START PROVIDED DATA

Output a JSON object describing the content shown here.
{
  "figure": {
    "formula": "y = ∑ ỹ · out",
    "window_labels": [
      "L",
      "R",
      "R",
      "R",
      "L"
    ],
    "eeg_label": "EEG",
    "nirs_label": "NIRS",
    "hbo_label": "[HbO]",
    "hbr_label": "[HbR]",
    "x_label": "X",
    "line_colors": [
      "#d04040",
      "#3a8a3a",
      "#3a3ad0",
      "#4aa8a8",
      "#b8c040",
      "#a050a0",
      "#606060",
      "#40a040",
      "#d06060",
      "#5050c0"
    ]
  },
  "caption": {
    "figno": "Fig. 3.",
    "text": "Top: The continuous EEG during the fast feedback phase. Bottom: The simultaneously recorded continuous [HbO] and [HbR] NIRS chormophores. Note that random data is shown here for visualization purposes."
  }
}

END PROVIDED DATA
START PROVIDED DATA

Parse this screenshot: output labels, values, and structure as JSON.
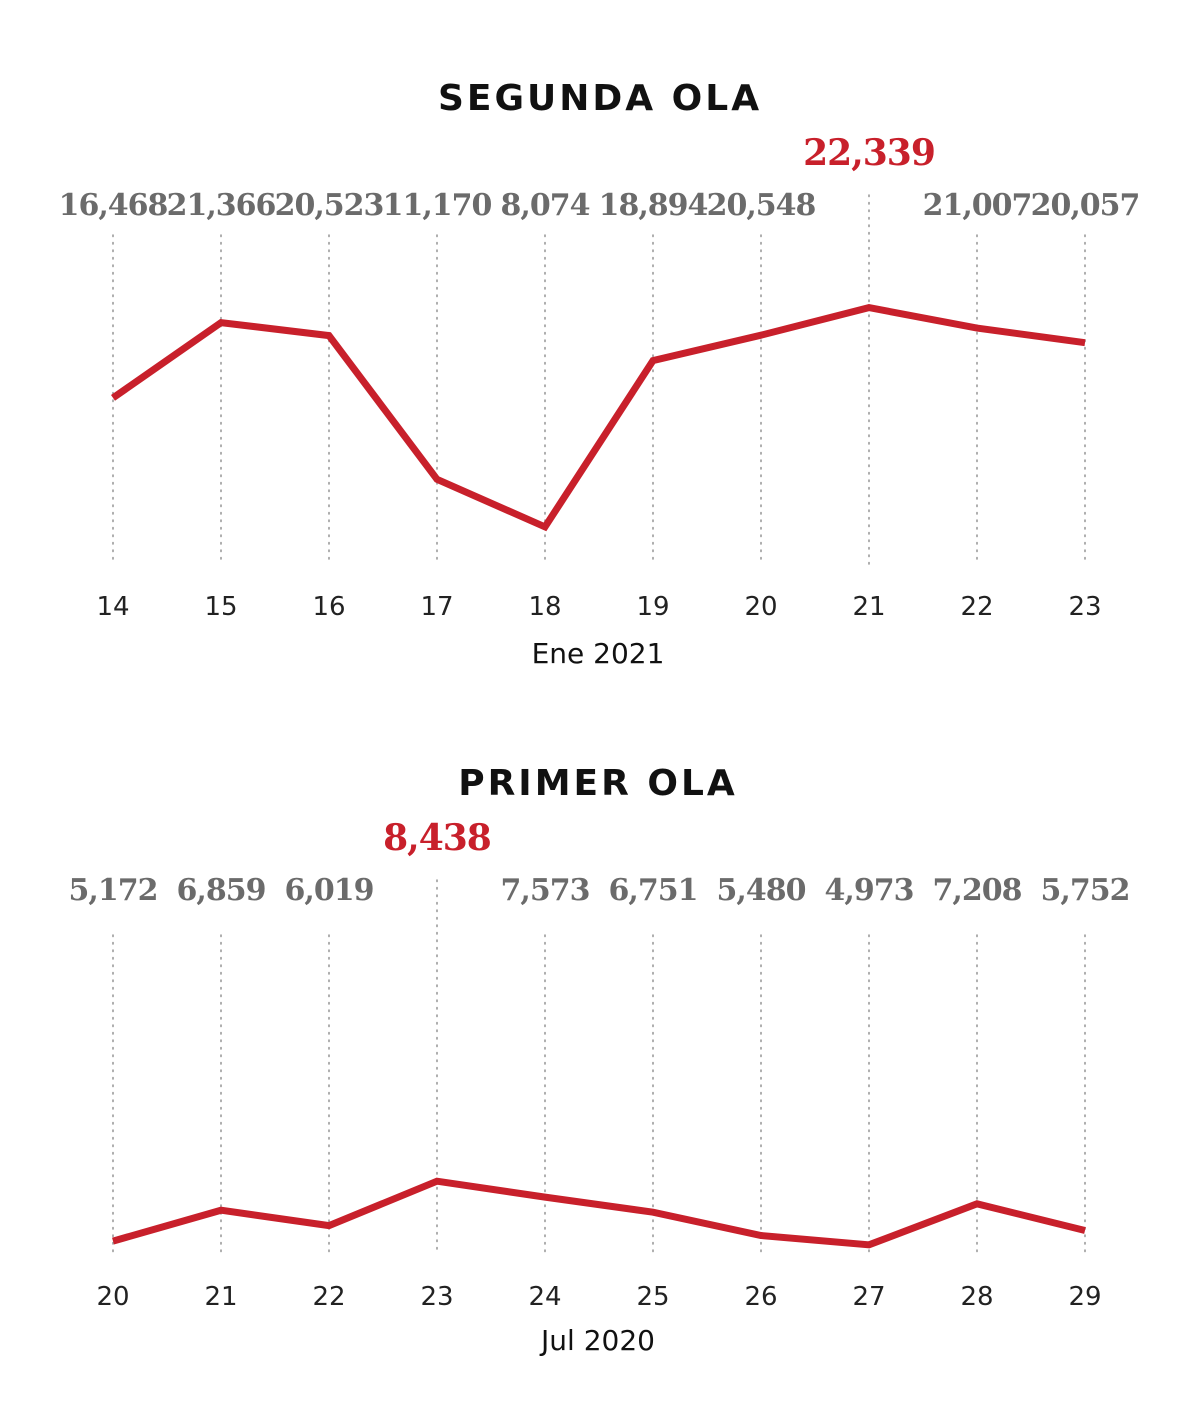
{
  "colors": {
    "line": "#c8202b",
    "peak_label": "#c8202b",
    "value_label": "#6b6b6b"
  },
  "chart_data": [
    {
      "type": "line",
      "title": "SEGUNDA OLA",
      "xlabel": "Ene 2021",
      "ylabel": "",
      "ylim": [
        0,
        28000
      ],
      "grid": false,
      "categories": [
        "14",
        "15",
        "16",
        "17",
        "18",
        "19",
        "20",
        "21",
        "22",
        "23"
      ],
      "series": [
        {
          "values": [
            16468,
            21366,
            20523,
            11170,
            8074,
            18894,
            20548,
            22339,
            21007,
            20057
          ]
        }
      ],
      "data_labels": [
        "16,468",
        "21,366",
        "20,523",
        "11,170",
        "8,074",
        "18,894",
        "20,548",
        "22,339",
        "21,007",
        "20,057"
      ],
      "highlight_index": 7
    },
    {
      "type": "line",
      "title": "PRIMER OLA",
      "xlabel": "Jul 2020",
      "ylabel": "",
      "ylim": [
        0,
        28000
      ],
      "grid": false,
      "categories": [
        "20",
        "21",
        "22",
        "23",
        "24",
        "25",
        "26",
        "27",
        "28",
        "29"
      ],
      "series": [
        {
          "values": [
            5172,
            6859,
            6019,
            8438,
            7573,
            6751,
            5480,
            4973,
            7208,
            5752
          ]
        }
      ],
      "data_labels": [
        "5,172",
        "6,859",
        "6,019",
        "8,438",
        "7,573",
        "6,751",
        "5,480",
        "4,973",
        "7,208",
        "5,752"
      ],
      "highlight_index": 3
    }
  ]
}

END PROVIDED DATA

## DO THIS
List each line of the entries that holds the string "NIRS".

## EXERCISE RESPONSE
    "nirs_label": "NIRS",
    "text": "Top: The continuous EEG during the fast feedback phase. Bottom: The simultaneously recorded continuous [HbO] and [HbR] NIRS chormophores. Note that random data is shown here for visualization purposes."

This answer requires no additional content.